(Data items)
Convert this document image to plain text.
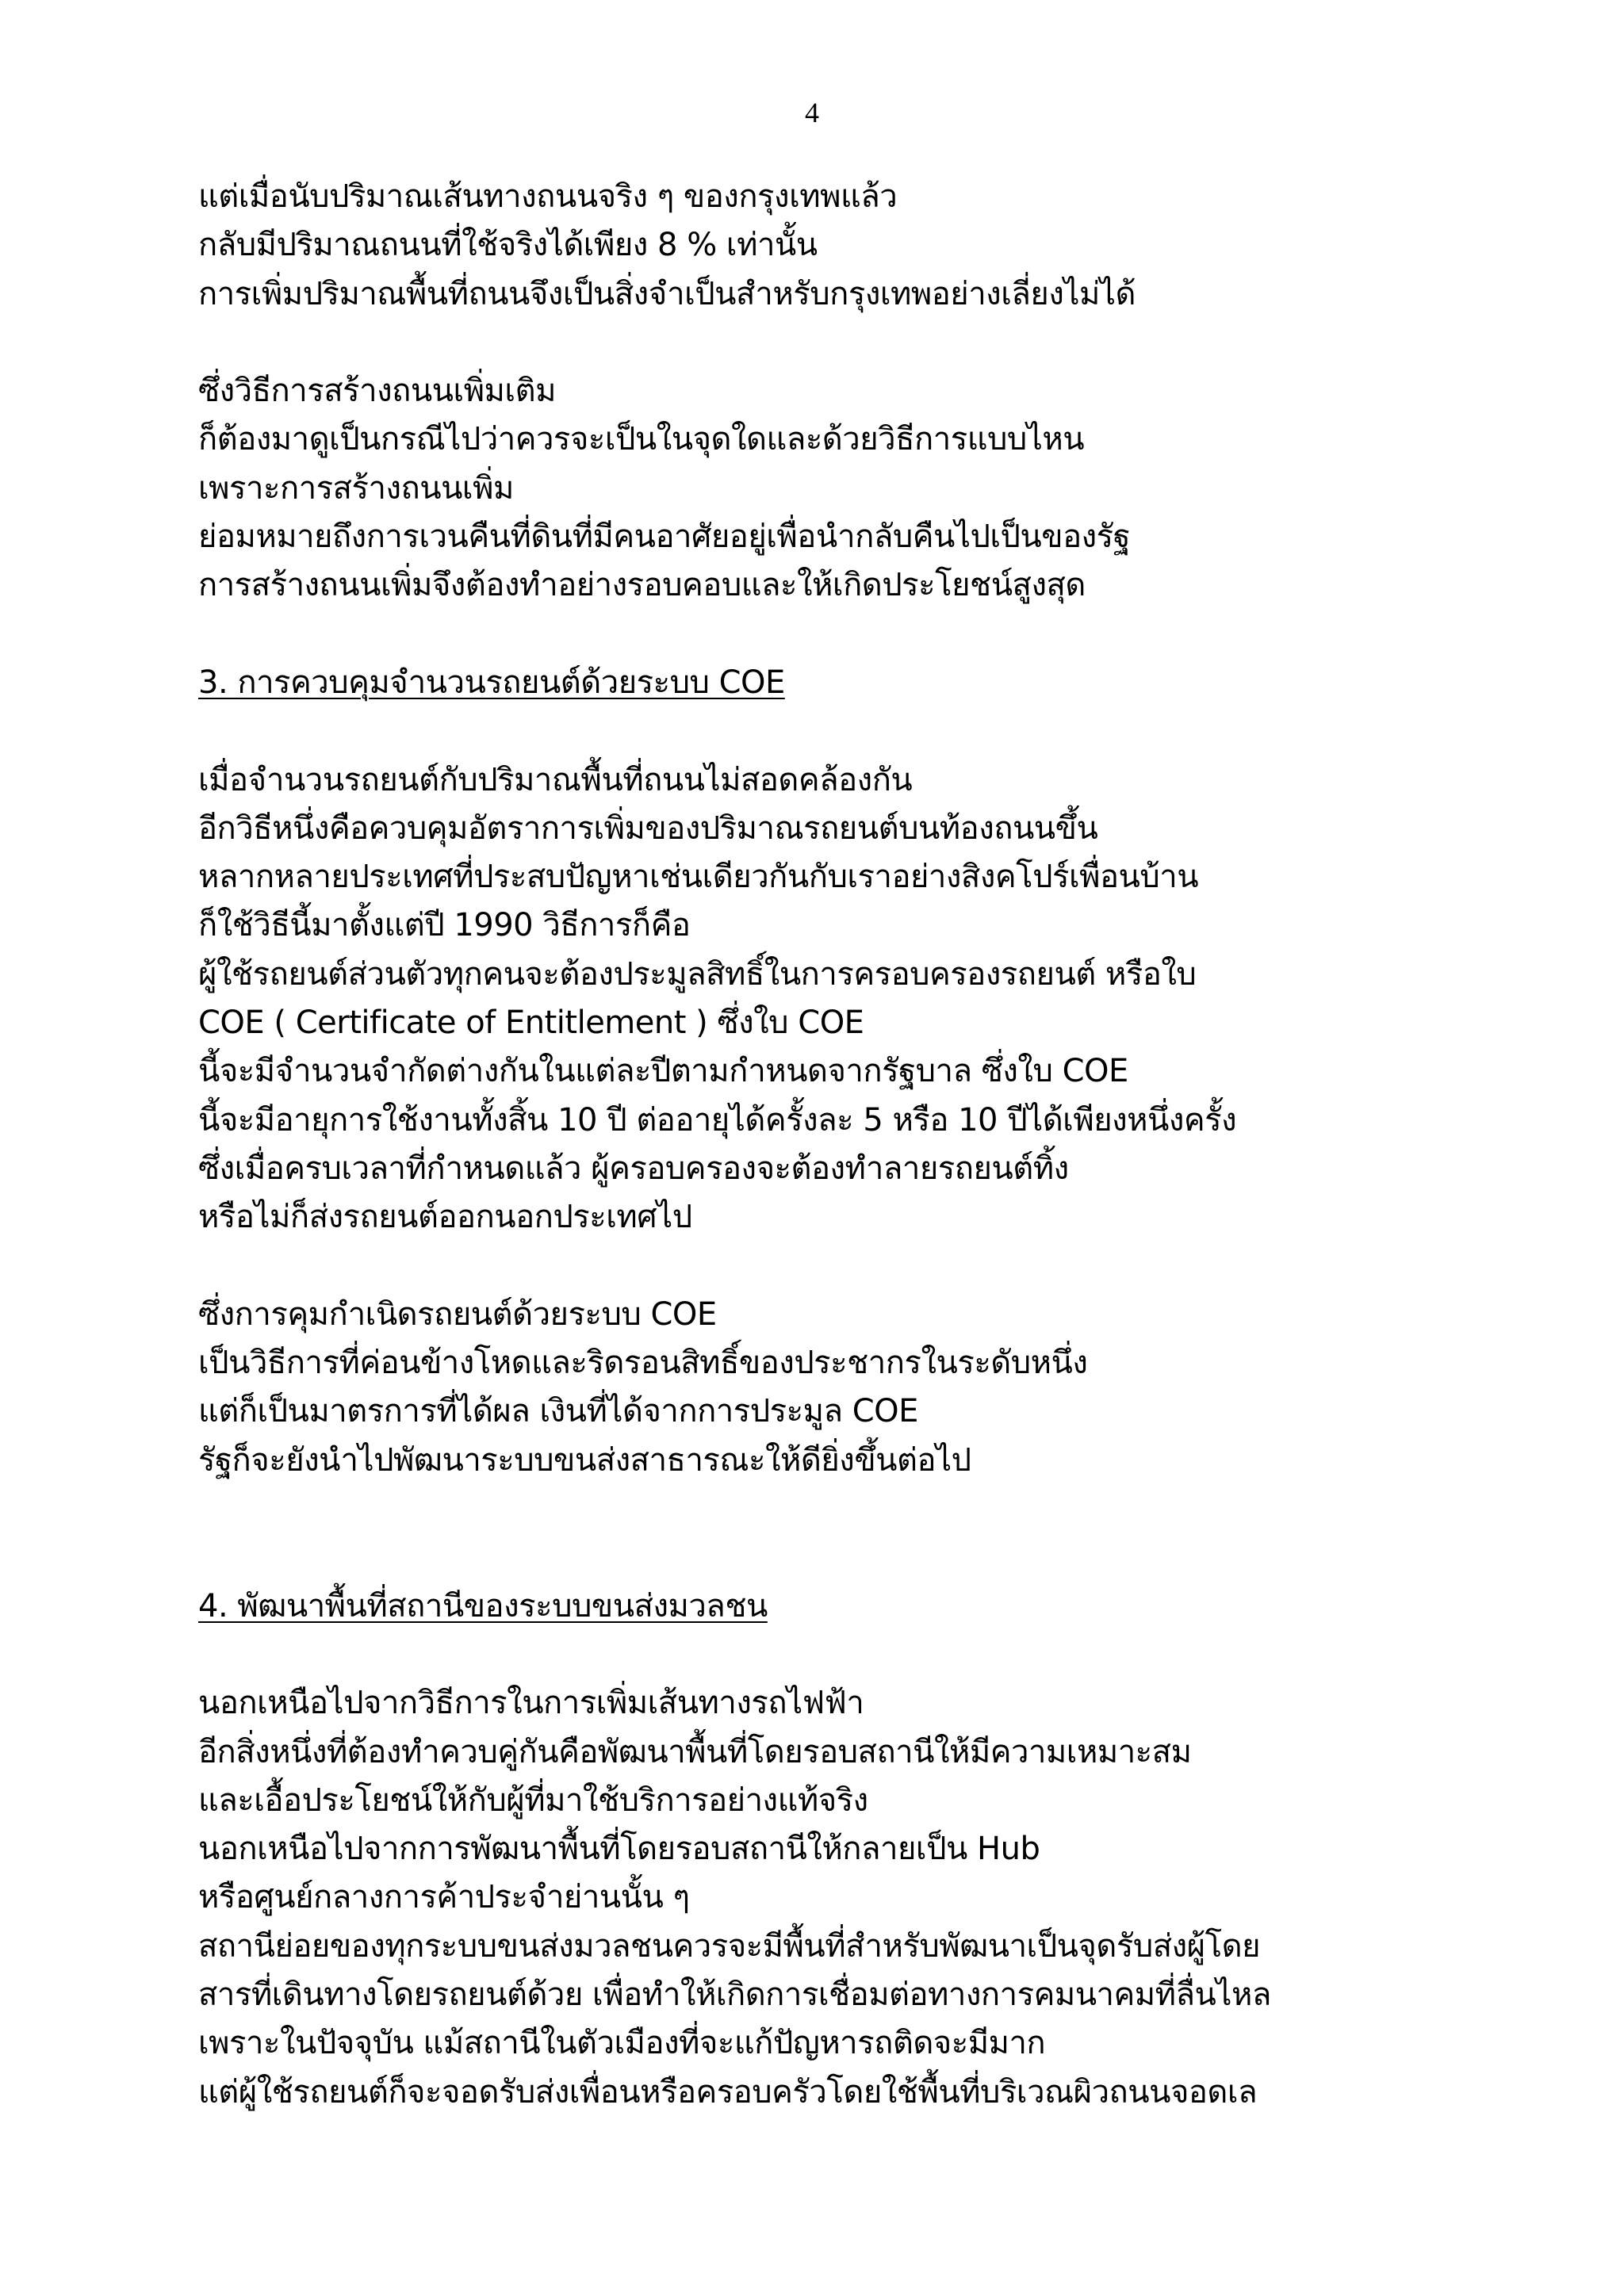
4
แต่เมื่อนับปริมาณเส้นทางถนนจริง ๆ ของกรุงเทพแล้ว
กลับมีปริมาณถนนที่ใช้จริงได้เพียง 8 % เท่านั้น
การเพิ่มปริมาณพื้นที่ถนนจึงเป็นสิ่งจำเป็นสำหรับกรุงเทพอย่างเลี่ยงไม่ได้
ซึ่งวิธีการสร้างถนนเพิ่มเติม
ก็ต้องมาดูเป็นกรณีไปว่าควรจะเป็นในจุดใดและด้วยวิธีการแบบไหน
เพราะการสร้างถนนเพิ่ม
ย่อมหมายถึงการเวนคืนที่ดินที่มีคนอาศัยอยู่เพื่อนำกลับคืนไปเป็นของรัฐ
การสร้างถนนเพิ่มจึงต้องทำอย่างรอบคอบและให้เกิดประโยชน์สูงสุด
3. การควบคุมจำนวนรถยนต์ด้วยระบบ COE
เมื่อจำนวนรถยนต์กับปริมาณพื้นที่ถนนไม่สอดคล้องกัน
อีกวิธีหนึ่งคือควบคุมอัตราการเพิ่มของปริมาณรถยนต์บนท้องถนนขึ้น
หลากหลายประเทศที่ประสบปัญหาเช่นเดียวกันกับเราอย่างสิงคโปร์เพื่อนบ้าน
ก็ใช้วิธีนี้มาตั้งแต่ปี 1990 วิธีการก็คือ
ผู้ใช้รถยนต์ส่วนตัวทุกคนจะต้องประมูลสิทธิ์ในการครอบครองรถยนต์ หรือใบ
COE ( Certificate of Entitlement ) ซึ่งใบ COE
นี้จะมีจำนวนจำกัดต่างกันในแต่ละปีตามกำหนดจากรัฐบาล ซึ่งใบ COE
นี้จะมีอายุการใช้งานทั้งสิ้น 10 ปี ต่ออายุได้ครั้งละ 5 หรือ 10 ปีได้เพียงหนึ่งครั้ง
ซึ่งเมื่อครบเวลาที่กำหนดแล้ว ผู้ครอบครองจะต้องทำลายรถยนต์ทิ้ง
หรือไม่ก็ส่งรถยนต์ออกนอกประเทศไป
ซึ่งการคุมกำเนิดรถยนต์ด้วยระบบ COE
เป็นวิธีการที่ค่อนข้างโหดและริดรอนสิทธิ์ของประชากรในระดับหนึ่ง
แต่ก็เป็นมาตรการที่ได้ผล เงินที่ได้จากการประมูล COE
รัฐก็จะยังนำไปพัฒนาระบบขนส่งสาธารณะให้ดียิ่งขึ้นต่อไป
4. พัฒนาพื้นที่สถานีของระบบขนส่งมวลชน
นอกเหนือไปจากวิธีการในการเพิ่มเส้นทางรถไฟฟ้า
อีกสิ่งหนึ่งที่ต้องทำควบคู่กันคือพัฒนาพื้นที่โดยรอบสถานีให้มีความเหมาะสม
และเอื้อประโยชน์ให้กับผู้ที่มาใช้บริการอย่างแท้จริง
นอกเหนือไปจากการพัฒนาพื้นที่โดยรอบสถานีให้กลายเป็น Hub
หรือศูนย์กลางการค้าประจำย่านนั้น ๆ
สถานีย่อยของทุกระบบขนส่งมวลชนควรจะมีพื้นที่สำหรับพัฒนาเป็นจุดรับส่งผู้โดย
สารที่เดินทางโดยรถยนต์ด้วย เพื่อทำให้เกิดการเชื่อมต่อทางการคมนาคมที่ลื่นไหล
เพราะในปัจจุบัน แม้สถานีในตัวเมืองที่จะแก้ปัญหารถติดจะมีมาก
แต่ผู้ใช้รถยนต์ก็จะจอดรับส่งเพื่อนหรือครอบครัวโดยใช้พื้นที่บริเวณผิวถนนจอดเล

---

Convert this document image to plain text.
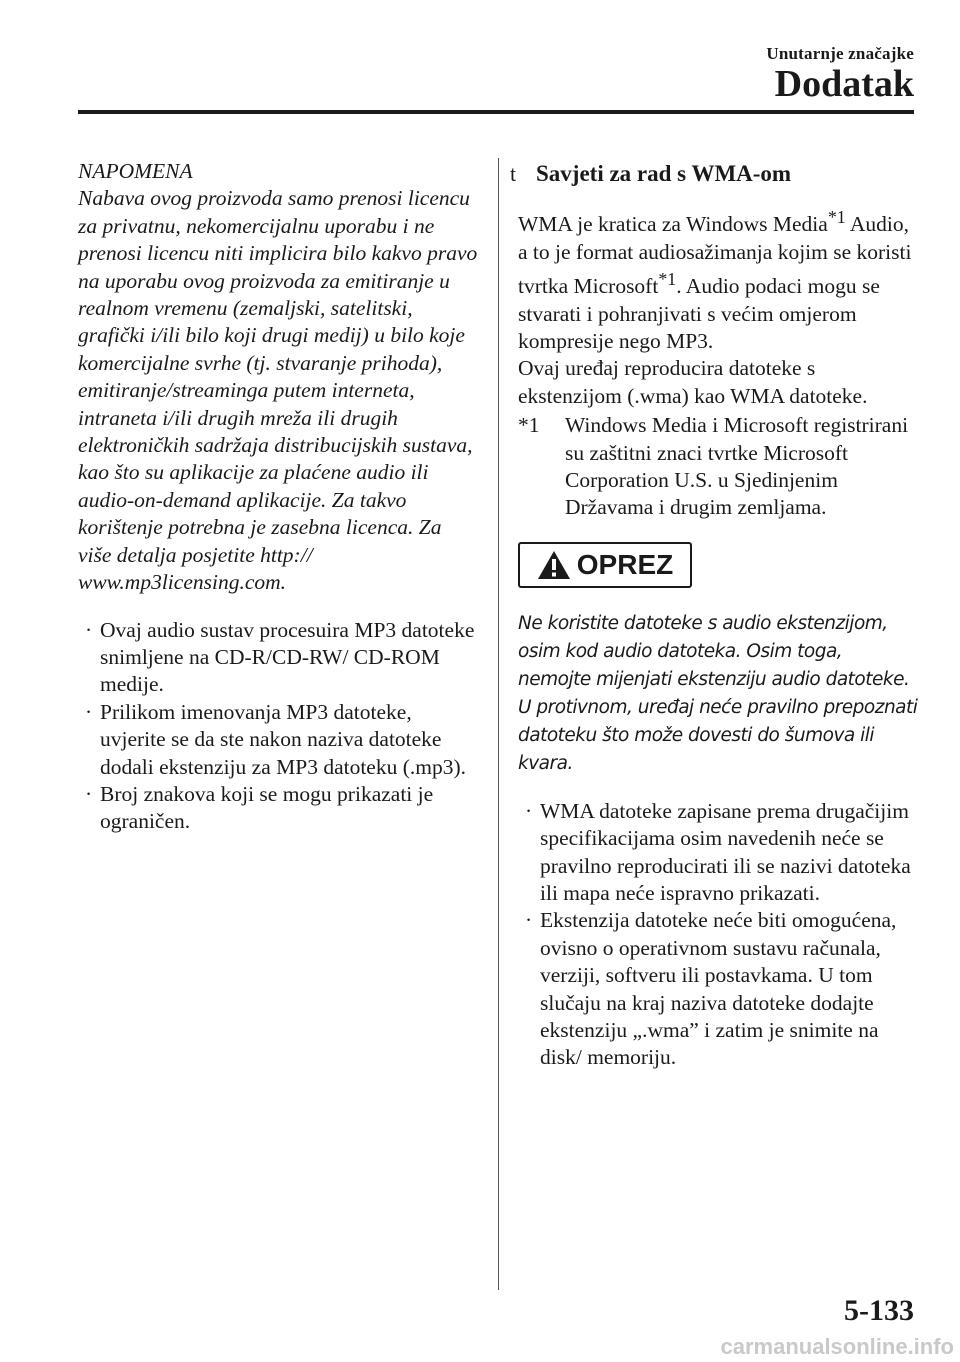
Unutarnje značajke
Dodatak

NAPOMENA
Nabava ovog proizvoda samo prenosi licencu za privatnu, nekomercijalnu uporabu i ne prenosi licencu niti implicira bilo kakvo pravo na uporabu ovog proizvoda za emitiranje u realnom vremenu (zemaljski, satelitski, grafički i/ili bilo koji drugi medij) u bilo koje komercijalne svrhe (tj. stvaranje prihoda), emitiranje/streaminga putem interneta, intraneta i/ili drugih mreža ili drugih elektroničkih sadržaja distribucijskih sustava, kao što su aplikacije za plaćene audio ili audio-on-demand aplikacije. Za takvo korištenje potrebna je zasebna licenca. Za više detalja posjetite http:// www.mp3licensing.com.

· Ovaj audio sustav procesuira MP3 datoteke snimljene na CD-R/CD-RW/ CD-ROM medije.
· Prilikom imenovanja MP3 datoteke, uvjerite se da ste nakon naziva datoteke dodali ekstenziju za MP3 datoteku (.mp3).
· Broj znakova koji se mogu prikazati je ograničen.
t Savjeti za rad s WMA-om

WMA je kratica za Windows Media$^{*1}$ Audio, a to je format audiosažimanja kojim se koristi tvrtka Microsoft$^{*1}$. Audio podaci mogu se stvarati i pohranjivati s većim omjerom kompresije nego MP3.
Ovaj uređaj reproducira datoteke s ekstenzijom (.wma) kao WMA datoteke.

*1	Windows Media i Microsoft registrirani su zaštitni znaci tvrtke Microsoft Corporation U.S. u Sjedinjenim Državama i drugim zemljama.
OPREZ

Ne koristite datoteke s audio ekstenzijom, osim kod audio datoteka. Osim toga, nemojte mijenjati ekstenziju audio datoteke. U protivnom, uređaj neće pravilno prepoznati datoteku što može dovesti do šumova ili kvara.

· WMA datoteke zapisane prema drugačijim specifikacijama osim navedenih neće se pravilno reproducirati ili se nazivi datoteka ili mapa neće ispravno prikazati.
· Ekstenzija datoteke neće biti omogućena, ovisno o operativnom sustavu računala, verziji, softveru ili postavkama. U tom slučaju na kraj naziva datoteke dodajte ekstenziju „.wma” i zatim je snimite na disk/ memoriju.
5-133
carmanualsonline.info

● What this task involves:
Lines of the material that contain the word "วยระบบ" are to be gathered.

● Response for this exercise:
3. การควบคุมจำนวนรถยนต์ด้วยระบบ COE
ซึ่งการคุมกำเนิดรถยนต์ด้วยระบบ COE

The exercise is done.